SHORT PROBLEM
Pictures do not belong in the copy. Return all of the entries exactly.

* Begin DATA *

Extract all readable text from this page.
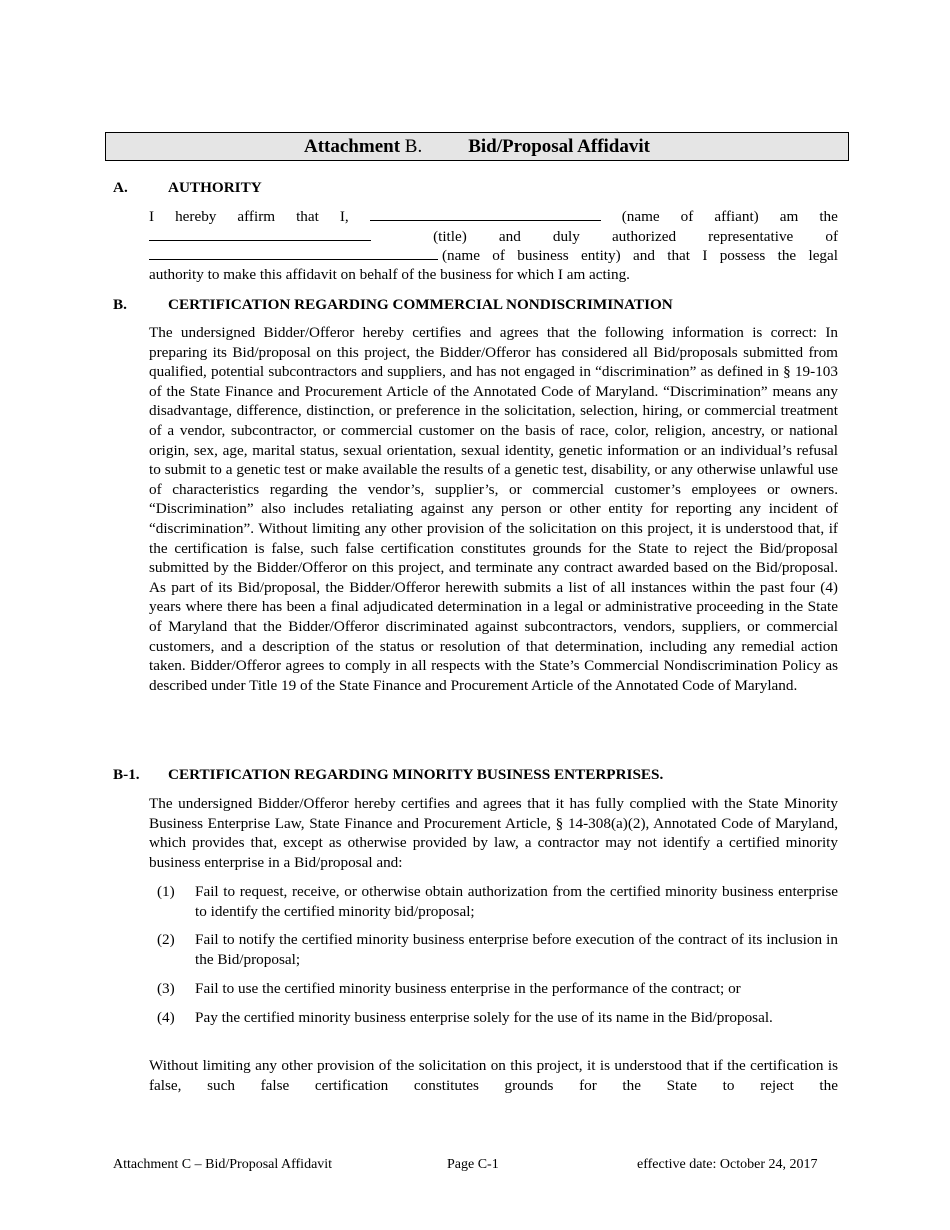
Attachment B. Bid/Proposal Affidavit
A.	AUTHORITY
I hereby affirm that I,	(name of affiant) am the
(title) and duly authorized representative of
(name of business entity) and that I possess the legal
authority to make this affidavit on behalf of the business for which I am acting.
B.	CERTIFICATION REGARDING COMMERCIAL NONDISCRIMINATION
The undersigned Bidder/Offeror hereby certifies and agrees that the following information is correct: In preparing its Bid/proposal on this project, the Bidder/Offeror has considered all Bid/proposals submitted from qualified, potential subcontractors and suppliers, and has not engaged in “discrimination” as defined in § 19-103 of the State Finance and Procurement Article of the Annotated Code of Maryland. “Discrimination” means any disadvantage, difference, distinction, or preference in the solicitation, selection, hiring, or commercial treatment of a vendor, subcontractor, or commercial customer on the basis of race, color, religion, ancestry, or national origin, sex, age, marital status, sexual orientation, sexual identity, genetic information or an individual’s refusal to submit to a genetic test or make available the results of a genetic test, disability, or any otherwise unlawful use of characteristics regarding the vendor’s, supplier’s, or commercial customer’s employees or owners. “Discrimination” also includes retaliating against any person or other entity for reporting any incident of “discrimination”. Without limiting any other provision of the solicitation on this project, it is understood that, if the certification is false, such false certification constitutes grounds for the State to reject the Bid/proposal submitted by the Bidder/Offeror on this project, and terminate any contract awarded based on the Bid/proposal. As part of its Bid/proposal, the Bidder/Offeror herewith submits a list of all instances within the past four (4) years where there has been a final adjudicated determination in a legal or administrative proceeding in the State of Maryland that the Bidder/Offeror discriminated against subcontractors, vendors, suppliers, or commercial customers, and a description of the status or resolution of that determination, including any remedial action taken. Bidder/Offeror agrees to comply in all respects with the State’s Commercial Nondiscrimination Policy as described under Title 19 of the State Finance and Procurement Article of the Annotated Code of Maryland.
B-1. CERTIFICATION REGARDING MINORITY BUSINESS ENTERPRISES.
The undersigned Bidder/Offeror hereby certifies and agrees that it has fully complied with the State Minority Business Enterprise Law, State Finance and Procurement Article, § 14-308(a)(2), Annotated Code of Maryland, which provides that, except as otherwise provided by law, a contractor may not identify a certified minority business enterprise in a Bid/proposal and:
(1) Fail to request, receive, or otherwise obtain authorization from the certified minority business enterprise to identify the certified minority bid/proposal;
(2) Fail to notify the certified minority business enterprise before execution of the contract of its inclusion in the Bid/proposal;
(3) Fail to use the certified minority business enterprise in the performance of the contract; or
(4) Pay the certified minority business enterprise solely for the use of its name in the Bid/proposal.
Without limiting any other provision of the solicitation on this project, it is understood that if the certification is false, such false certification constitutes grounds for the State to reject the
Attachment C – Bid/Proposal Affidavit	Page C-1	effective date: October 24, 2017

* End DATA *

RESPONSE
Extract all readable text from this page.
Attachment B. Bid/Proposal Affidavit
A.	AUTHORITY
I hereby affirm that I,	(name of affiant) am the
(title) and duly authorized representative of
(name of business entity) and that I possess the legal
authority to make this affidavit on behalf of the business for which I am acting.
B.	CERTIFICATION REGARDING COMMERCIAL NONDISCRIMINATION
The undersigned Bidder/Offeror hereby certifies and agrees that the following information is correct: In preparing its Bid/proposal on this project, the Bidder/Offeror has considered all Bid/proposals submitted from qualified, potential subcontractors and suppliers, and has not engaged in “discrimination” as defined in § 19-103 of the State Finance and Procurement Article of the Annotated Code of Maryland. “Discrimination” means any disadvantage, difference, distinction, or preference in the solicitation, selection, hiring, or commercial treatment of a vendor, subcontractor, or commercial customer on the basis of race, color, religion, ancestry, or national origin, sex, age, marital status, sexual orientation, sexual identity, genetic information or an individual’s refusal to submit to a genetic test or make available the results of a genetic test, disability, or any otherwise unlawful use of characteristics regarding the vendor’s, supplier’s, or commercial customer’s employees or owners. “Discrimination” also includes retaliating against any person or other entity for reporting any incident of “discrimination”. Without limiting any other provision of the solicitation on this project, it is understood that, if the certification is false, such false certification constitutes grounds for the State to reject the Bid/proposal submitted by the Bidder/Offeror on this project, and terminate any contract awarded based on the Bid/proposal. As part of its Bid/proposal, the Bidder/Offeror herewith submits a list of all instances within the past four (4) years where there has been a final adjudicated determination in a legal or administrative proceeding in the State of Maryland that the Bidder/Offeror discriminated against subcontractors, vendors, suppliers, or commercial customers, and a description of the status or resolution of that determination, including any remedial action taken. Bidder/Offeror agrees to comply in all respects with the State’s Commercial Nondiscrimination Policy as described under Title 19 of the State Finance and Procurement Article of the Annotated Code of Maryland.
B-1. CERTIFICATION REGARDING MINORITY BUSINESS ENTERPRISES.
The undersigned Bidder/Offeror hereby certifies and agrees that it has fully complied with the State Minority Business Enterprise Law, State Finance and Procurement Article, § 14-308(a)(2), Annotated Code of Maryland, which provides that, except as otherwise provided by law, a contractor may not identify a certified minority business enterprise in a Bid/proposal and:
(1) Fail to request, receive, or otherwise obtain authorization from the certified minority business enterprise to identify the certified minority bid/proposal;
(2) Fail to notify the certified minority business enterprise before execution of the contract of its inclusion in the Bid/proposal;
(3) Fail to use the certified minority business enterprise in the performance of the contract; or
(4) Pay the certified minority business enterprise solely for the use of its name in the Bid/proposal.
Without limiting any other provision of the solicitation on this project, it is understood that if the certification is false, such false certification constitutes grounds for the State to reject the
Attachment C – Bid/Proposal Affidavit	Page C-1	effective date: October 24, 2017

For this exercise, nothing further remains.